* Input material
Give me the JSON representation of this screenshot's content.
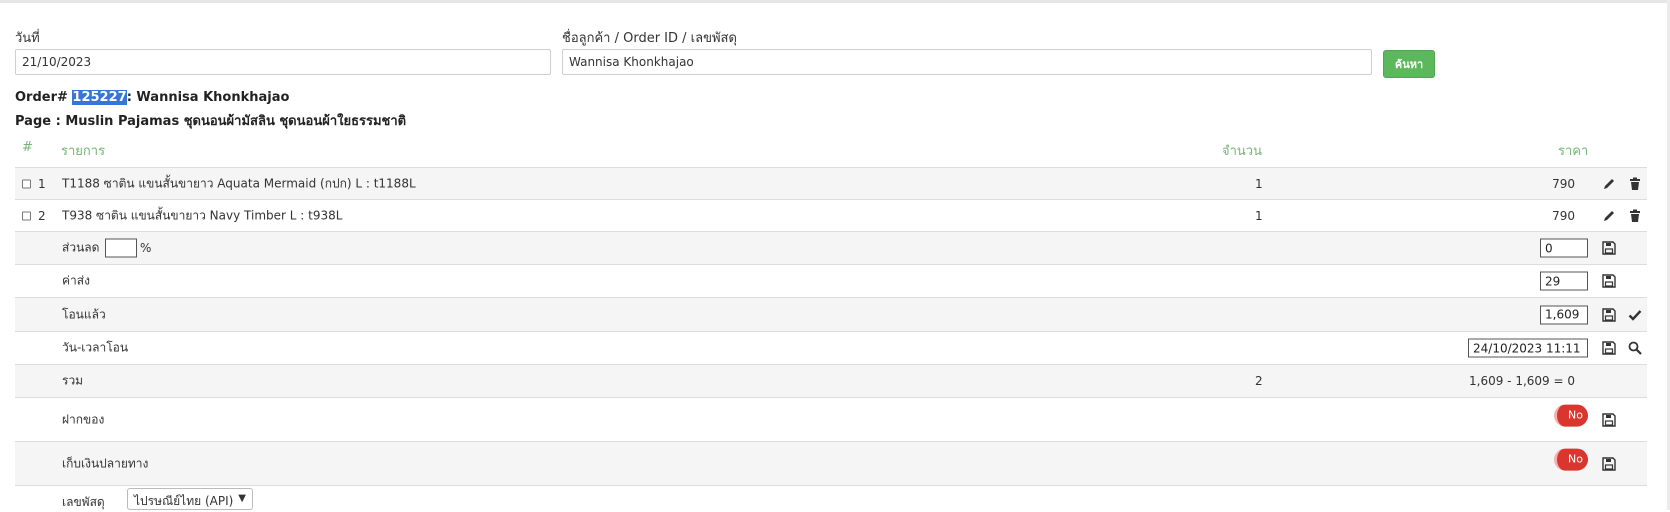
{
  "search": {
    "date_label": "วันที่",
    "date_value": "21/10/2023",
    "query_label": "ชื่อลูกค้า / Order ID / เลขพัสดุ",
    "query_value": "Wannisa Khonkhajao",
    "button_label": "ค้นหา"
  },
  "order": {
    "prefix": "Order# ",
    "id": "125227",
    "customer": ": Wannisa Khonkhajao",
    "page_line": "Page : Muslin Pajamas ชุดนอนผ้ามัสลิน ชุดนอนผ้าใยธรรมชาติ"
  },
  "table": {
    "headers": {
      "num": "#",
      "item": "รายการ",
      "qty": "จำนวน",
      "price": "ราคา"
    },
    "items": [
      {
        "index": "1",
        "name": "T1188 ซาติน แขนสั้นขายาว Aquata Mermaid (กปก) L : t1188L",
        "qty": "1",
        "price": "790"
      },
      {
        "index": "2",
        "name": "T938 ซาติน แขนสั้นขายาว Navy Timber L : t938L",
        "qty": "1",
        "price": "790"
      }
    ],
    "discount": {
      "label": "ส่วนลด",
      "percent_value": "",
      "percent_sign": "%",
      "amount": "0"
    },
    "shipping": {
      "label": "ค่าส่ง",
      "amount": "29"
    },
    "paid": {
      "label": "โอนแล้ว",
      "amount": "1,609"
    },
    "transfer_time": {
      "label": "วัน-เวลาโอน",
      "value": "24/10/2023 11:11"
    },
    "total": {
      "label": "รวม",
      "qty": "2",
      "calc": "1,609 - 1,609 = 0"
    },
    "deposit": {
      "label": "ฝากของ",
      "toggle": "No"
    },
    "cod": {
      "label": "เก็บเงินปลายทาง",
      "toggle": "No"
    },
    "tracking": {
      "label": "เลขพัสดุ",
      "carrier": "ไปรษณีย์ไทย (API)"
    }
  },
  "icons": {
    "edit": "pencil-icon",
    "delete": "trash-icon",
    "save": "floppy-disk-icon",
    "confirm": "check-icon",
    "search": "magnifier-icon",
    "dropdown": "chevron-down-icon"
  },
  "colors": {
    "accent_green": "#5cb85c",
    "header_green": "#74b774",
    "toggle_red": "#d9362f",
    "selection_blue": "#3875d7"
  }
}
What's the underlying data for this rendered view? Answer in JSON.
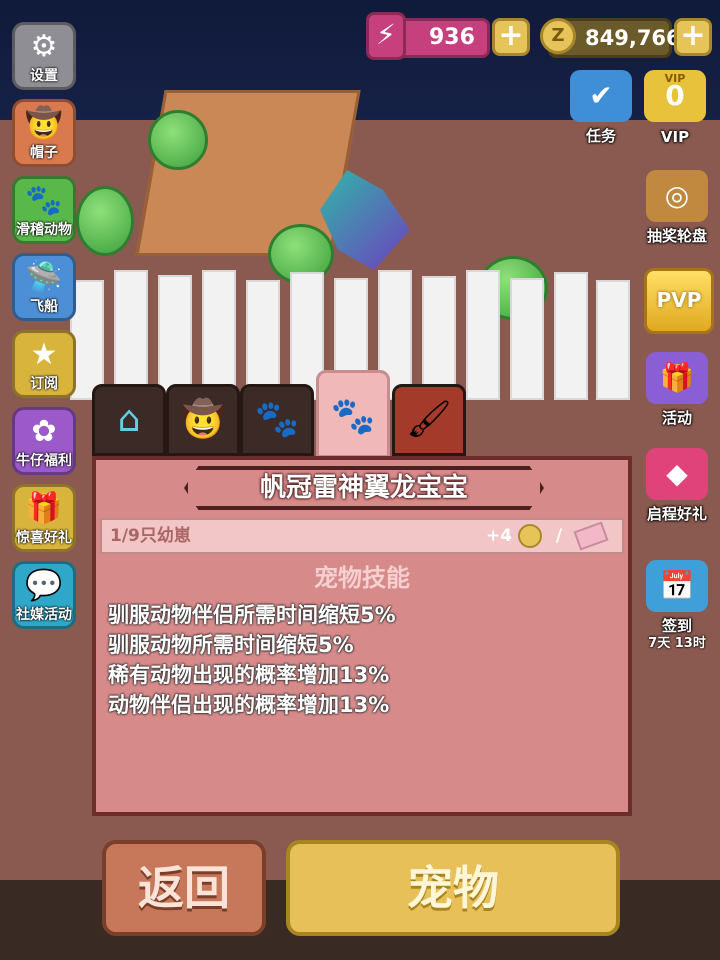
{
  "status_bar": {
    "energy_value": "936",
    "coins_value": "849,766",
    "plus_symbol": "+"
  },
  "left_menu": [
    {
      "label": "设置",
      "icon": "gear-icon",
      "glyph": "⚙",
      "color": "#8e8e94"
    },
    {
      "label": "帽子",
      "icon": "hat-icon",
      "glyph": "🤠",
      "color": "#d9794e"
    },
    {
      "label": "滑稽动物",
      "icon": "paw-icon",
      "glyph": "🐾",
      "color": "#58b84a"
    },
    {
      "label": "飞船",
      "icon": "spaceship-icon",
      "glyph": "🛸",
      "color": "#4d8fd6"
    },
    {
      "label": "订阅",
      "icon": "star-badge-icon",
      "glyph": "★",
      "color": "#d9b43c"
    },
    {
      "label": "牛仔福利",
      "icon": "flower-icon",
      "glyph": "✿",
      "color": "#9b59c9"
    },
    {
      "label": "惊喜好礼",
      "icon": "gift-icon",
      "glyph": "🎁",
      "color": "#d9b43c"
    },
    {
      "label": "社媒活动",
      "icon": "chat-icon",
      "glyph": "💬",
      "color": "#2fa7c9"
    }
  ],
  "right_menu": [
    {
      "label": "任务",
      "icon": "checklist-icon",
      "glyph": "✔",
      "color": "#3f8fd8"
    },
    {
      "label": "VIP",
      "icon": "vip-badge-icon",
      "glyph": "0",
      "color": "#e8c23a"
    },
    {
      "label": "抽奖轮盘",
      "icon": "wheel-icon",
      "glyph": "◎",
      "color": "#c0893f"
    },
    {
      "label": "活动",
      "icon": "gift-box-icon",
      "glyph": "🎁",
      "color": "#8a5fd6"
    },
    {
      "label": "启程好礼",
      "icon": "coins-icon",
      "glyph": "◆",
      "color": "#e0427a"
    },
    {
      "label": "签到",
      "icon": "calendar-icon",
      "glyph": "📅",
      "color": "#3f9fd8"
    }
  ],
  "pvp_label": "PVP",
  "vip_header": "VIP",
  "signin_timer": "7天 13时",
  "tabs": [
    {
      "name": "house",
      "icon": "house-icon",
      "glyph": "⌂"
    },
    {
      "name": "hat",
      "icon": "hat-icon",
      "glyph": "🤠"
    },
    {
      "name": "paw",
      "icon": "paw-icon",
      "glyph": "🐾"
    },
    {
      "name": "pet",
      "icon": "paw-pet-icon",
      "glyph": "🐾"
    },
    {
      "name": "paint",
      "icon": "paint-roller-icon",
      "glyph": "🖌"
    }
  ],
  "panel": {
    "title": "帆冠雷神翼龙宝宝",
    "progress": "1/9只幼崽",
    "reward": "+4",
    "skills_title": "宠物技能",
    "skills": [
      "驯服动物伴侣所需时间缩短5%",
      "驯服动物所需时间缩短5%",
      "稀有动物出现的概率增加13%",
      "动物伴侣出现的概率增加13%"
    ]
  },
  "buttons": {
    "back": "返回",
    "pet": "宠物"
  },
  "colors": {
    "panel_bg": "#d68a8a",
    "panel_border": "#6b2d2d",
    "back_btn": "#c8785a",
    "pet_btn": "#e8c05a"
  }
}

---

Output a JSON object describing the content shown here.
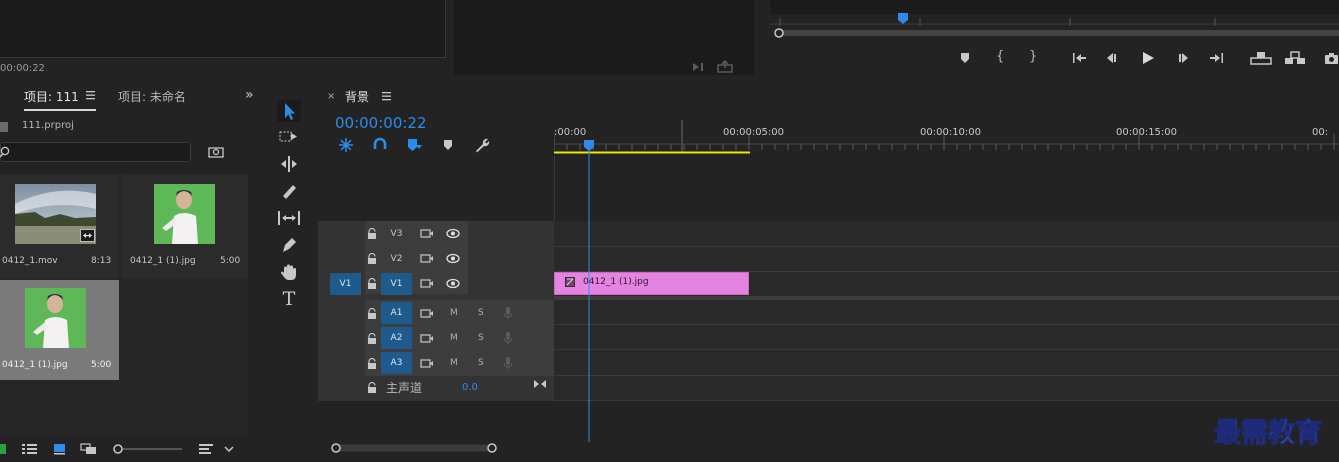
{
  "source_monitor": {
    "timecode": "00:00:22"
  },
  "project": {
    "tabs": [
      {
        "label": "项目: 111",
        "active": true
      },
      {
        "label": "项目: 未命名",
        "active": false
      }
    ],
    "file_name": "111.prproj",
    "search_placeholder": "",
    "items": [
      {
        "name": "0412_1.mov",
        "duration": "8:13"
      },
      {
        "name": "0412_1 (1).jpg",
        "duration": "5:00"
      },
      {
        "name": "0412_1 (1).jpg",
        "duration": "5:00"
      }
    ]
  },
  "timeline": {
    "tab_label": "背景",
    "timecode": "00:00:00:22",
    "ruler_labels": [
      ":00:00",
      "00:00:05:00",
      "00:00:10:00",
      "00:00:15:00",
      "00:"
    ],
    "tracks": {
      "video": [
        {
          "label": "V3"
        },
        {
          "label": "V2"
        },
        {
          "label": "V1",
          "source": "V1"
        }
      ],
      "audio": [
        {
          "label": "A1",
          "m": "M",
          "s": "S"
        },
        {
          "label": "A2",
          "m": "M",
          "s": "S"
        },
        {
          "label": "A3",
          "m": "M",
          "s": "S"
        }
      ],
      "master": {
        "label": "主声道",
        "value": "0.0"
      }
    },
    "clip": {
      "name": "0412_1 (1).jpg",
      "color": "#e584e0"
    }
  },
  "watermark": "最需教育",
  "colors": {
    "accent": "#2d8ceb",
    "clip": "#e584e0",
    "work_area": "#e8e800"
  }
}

* Task goal
Pull every line containing "content" out of the records.

* The answer
Give me the JSON representation of this screenshot's content.
Output a JSON object describing the content shown here.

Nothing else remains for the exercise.